The exercise: All of the lines below are to be printed again exactly; images are excluded from the output.

— Start Data for this exercise —

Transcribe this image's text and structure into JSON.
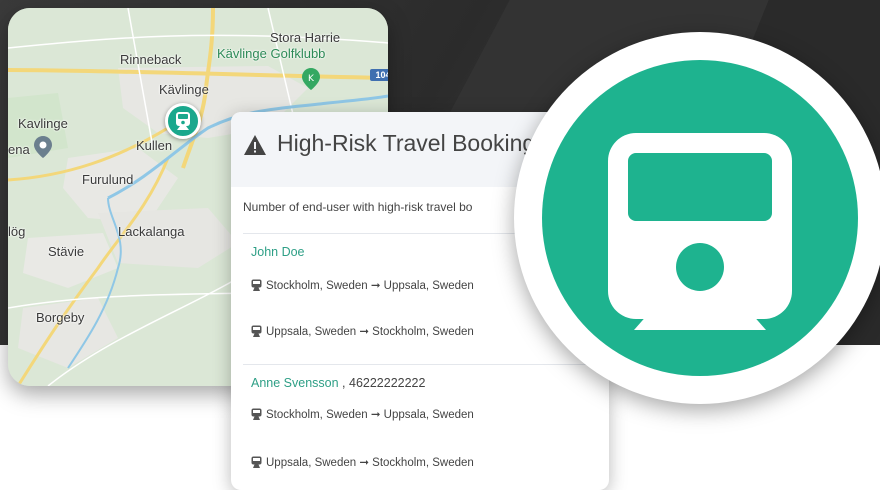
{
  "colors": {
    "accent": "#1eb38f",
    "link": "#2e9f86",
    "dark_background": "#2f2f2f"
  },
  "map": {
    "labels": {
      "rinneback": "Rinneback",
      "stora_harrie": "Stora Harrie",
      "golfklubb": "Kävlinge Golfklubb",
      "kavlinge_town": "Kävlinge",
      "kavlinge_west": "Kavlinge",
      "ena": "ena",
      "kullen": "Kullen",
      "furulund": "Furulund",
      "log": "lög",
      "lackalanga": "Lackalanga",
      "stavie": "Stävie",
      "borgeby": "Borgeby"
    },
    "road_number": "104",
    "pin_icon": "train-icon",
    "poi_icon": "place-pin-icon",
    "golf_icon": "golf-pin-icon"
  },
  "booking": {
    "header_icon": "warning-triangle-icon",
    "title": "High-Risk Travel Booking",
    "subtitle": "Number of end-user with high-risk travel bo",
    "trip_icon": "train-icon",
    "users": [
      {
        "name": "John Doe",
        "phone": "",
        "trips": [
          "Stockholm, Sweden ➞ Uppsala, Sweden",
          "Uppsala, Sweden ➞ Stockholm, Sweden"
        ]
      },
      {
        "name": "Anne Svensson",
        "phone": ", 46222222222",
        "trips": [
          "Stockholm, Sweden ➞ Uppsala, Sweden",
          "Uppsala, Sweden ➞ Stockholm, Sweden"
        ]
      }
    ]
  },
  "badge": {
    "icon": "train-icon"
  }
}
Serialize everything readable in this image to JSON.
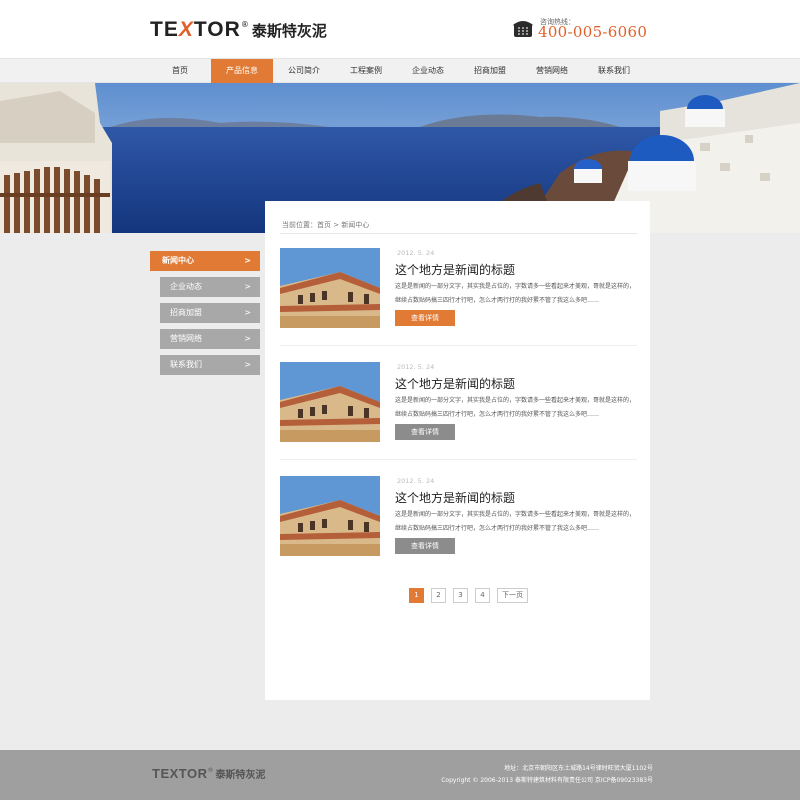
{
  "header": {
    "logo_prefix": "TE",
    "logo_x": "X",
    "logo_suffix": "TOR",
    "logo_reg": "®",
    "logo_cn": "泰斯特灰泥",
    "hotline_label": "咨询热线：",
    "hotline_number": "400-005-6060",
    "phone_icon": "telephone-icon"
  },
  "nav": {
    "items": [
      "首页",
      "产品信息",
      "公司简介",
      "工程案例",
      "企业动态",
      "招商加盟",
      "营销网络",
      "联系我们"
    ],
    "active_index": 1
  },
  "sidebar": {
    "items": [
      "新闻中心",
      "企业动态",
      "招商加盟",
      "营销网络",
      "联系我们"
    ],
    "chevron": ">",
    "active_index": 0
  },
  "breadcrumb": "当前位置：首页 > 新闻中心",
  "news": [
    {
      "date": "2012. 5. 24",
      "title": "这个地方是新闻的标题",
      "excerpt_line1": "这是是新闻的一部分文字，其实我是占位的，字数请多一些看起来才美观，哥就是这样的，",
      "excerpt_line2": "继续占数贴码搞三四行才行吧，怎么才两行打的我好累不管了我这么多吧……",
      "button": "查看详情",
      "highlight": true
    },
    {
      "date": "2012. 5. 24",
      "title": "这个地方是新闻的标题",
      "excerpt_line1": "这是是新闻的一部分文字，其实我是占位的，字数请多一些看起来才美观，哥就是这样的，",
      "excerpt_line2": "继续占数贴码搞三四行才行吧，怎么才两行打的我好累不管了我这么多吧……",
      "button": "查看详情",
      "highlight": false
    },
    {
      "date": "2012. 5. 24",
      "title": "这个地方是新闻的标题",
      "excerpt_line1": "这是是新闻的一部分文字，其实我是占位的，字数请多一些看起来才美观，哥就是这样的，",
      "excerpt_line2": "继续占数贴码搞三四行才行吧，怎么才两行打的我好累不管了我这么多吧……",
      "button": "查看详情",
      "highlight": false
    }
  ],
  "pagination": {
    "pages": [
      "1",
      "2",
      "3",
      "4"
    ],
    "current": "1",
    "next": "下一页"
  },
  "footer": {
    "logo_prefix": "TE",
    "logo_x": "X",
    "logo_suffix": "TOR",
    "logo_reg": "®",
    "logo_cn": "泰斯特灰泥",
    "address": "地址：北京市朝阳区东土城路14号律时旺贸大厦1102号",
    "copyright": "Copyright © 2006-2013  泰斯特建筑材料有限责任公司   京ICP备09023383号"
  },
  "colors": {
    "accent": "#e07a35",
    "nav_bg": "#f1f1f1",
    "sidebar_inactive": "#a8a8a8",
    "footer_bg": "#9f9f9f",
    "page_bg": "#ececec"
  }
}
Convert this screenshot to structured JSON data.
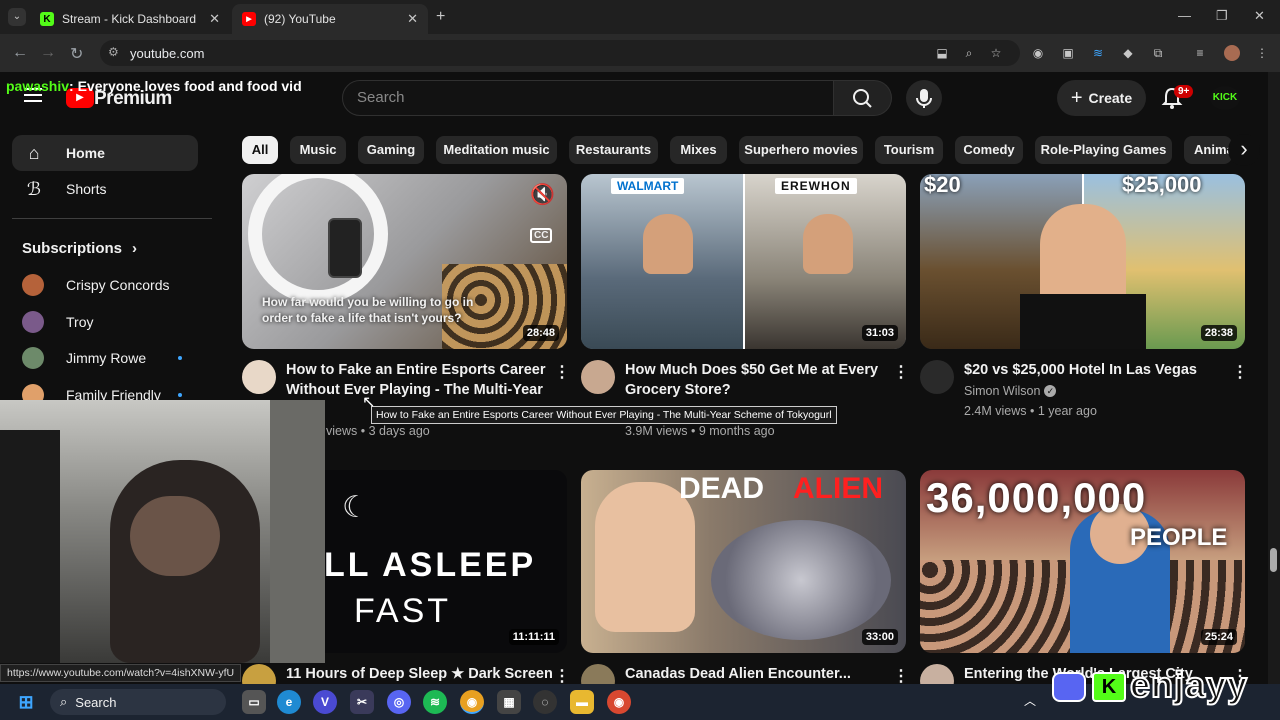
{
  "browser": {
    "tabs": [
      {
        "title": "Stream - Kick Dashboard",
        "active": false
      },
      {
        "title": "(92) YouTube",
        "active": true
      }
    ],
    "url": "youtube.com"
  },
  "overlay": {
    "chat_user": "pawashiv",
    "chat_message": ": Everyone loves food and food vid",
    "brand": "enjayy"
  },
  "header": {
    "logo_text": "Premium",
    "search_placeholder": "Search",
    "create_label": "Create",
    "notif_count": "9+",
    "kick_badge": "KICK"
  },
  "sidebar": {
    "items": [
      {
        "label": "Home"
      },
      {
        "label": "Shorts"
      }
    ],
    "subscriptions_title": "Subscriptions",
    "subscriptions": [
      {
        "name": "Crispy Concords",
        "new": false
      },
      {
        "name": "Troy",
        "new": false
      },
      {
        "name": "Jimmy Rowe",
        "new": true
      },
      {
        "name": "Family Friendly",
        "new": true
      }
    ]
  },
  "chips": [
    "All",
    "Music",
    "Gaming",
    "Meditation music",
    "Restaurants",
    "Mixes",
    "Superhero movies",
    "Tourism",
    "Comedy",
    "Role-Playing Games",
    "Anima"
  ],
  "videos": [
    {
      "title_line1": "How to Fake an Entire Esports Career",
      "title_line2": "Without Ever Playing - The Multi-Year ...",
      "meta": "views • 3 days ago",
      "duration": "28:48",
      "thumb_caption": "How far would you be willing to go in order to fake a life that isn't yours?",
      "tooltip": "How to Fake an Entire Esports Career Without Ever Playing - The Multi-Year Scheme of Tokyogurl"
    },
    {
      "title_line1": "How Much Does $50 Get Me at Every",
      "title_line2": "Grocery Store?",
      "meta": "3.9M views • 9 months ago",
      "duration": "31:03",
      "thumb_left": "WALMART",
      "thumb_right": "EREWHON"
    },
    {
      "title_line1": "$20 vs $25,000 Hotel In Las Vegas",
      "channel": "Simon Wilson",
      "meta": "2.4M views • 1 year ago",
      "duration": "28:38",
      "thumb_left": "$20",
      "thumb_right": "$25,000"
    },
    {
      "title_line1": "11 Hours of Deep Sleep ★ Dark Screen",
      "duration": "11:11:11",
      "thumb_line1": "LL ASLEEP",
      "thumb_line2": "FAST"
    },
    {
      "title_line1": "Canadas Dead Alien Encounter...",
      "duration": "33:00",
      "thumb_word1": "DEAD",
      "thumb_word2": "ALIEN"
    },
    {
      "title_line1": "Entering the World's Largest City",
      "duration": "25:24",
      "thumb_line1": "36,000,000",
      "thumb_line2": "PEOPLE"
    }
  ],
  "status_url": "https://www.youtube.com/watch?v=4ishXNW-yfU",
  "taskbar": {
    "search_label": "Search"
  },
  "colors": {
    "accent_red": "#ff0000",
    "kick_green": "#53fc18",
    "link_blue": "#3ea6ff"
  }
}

— End Data for this exercise —

Complete output:
Transcribe this image's text and structure into JSON.
{
  "colors": {
    "accent": "#1eb38f",
    "link": "#2e9f86",
    "dark_background": "#2f2f2f"
  },
  "map": {
    "labels": {
      "rinneback": "Rinneback",
      "stora_harrie": "Stora Harrie",
      "golfklubb": "Kävlinge Golfklubb",
      "kavlinge_town": "Kävlinge",
      "kavlinge_west": "Kavlinge",
      "ena": "ena",
      "kullen": "Kullen",
      "furulund": "Furulund",
      "log": "lög",
      "lackalanga": "Lackalanga",
      "stavie": "Stävie",
      "borgeby": "Borgeby"
    },
    "road_number": "104",
    "pin_icon": "train-icon",
    "poi_icon": "place-pin-icon",
    "golf_icon": "golf-pin-icon"
  },
  "booking": {
    "header_icon": "warning-triangle-icon",
    "title": "High-Risk Travel Booking",
    "subtitle": "Number of end-user with high-risk travel bo",
    "trip_icon": "train-icon",
    "users": [
      {
        "name": "John Doe",
        "phone": "",
        "trips": [
          "Stockholm, Sweden ➞ Uppsala, Sweden",
          "Uppsala, Sweden ➞ Stockholm, Sweden"
        ]
      },
      {
        "name": "Anne Svensson",
        "phone": ", 46222222222",
        "trips": [
          "Stockholm, Sweden ➞ Uppsala, Sweden",
          "Uppsala, Sweden ➞ Stockholm, Sweden"
        ]
      }
    ]
  },
  "badge": {
    "icon": "train-icon"
  }
}
Serialize everything readable in this image to JSON.
{
  "header": {
    "logo_prefix": "TE",
    "logo_x": "X",
    "logo_suffix": "TOR",
    "logo_reg": "®",
    "logo_cn": "泰斯特灰泥",
    "hotline_label": "咨询热线：",
    "hotline_number": "400-005-6060",
    "phone_icon": "telephone-icon"
  },
  "nav": {
    "items": [
      "首页",
      "产品信息",
      "公司简介",
      "工程案例",
      "企业动态",
      "招商加盟",
      "营销网络",
      "联系我们"
    ],
    "active_index": 1
  },
  "sidebar": {
    "items": [
      "新闻中心",
      "企业动态",
      "招商加盟",
      "营销网络",
      "联系我们"
    ],
    "chevron": ">",
    "active_index": 0
  },
  "breadcrumb": "当前位置：首页 > 新闻中心",
  "news": [
    {
      "date": "2012. 5. 24",
      "title": "这个地方是新闻的标题",
      "excerpt_line1": "这是是新闻的一部分文字，其实我是占位的，字数请多一些看起来才美观，哥就是这样的，",
      "excerpt_line2": "继续占数贴码搞三四行才行吧，怎么才两行打的我好累不管了我这么多吧……",
      "button": "查看详情",
      "highlight": true
    },
    {
      "date": "2012. 5. 24",
      "title": "这个地方是新闻的标题",
      "excerpt_line1": "这是是新闻的一部分文字，其实我是占位的，字数请多一些看起来才美观，哥就是这样的，",
      "excerpt_line2": "继续占数贴码搞三四行才行吧，怎么才两行打的我好累不管了我这么多吧……",
      "button": "查看详情",
      "highlight": false
    },
    {
      "date": "2012. 5. 24",
      "title": "这个地方是新闻的标题",
      "excerpt_line1": "这是是新闻的一部分文字，其实我是占位的，字数请多一些看起来才美观，哥就是这样的，",
      "excerpt_line2": "继续占数贴码搞三四行才行吧，怎么才两行打的我好累不管了我这么多吧……",
      "button": "查看详情",
      "highlight": false
    }
  ],
  "pagination": {
    "pages": [
      "1",
      "2",
      "3",
      "4"
    ],
    "current": "1",
    "next": "下一页"
  },
  "footer": {
    "logo_prefix": "TE",
    "logo_x": "X",
    "logo_suffix": "TOR",
    "logo_reg": "®",
    "logo_cn": "泰斯特灰泥",
    "address": "地址：北京市朝阳区东土城路14号律时旺贸大厦1102号",
    "copyright": "Copyright © 2006-2013  泰斯特建筑材料有限责任公司   京ICP备09023383号"
  },
  "colors": {
    "accent": "#e07a35",
    "nav_bg": "#f1f1f1",
    "sidebar_inactive": "#a8a8a8",
    "footer_bg": "#9f9f9f",
    "page_bg": "#ececec"
  }
}
Convert this screenshot to structured JSON data.
{
  "browser": {
    "tabs": [
      {
        "title": "Stream - Kick Dashboard",
        "active": false
      },
      {
        "title": "(92) YouTube",
        "active": true
      }
    ],
    "url": "youtube.com"
  },
  "overlay": {
    "chat_user": "pawashiv",
    "chat_message": ": Everyone loves food and food vid",
    "brand": "enjayy"
  },
  "header": {
    "logo_text": "Premium",
    "search_placeholder": "Search",
    "create_label": "Create",
    "notif_count": "9+",
    "kick_badge": "KICK"
  },
  "sidebar": {
    "items": [
      {
        "label": "Home"
      },
      {
        "label": "Shorts"
      }
    ],
    "subscriptions_title": "Subscriptions",
    "subscriptions": [
      {
        "name": "Crispy Concords",
        "new": false
      },
      {
        "name": "Troy",
        "new": false
      },
      {
        "name": "Jimmy Rowe",
        "new": true
      },
      {
        "name": "Family Friendly",
        "new": true
      }
    ]
  },
  "chips": [
    "All",
    "Music",
    "Gaming",
    "Meditation music",
    "Restaurants",
    "Mixes",
    "Superhero movies",
    "Tourism",
    "Comedy",
    "Role-Playing Games",
    "Anima"
  ],
  "videos": [
    {
      "title_line1": "How to Fake an Entire Esports Career",
      "title_line2": "Without Ever Playing - The Multi-Year ...",
      "meta": "views • 3 days ago",
      "duration": "28:48",
      "thumb_caption": "How far would you be willing to go in order to fake a life that isn't yours?",
      "tooltip": "How to Fake an Entire Esports Career Without Ever Playing - The Multi-Year Scheme of Tokyogurl"
    },
    {
      "title_line1": "How Much Does $50 Get Me at Every",
      "title_line2": "Grocery Store?",
      "meta": "3.9M views • 9 months ago",
      "duration": "31:03",
      "thumb_left": "WALMART",
      "thumb_right": "EREWHON"
    },
    {
      "title_line1": "$20 vs $25,000 Hotel In Las Vegas",
      "channel": "Simon Wilson",
      "meta": "2.4M views • 1 year ago",
      "duration": "28:38",
      "thumb_left": "$20",
      "thumb_right": "$25,000"
    },
    {
      "title_line1": "11 Hours of Deep Sleep ★ Dark Screen",
      "duration": "11:11:11",
      "thumb_line1": "LL ASLEEP",
      "thumb_line2": "FAST"
    },
    {
      "title_line1": "Canadas Dead Alien Encounter...",
      "duration": "33:00",
      "thumb_word1": "DEAD",
      "thumb_word2": "ALIEN"
    },
    {
      "title_line1": "Entering the World's Largest City",
      "duration": "25:24",
      "thumb_line1": "36,000,000",
      "thumb_line2": "PEOPLE"
    }
  ],
  "status_url": "https://www.youtube.com/watch?v=4ishXNW-yfU",
  "taskbar": {
    "search_label": "Search"
  },
  "colors": {
    "accent_red": "#ff0000",
    "kick_green": "#53fc18",
    "link_blue": "#3ea6ff"
  }
}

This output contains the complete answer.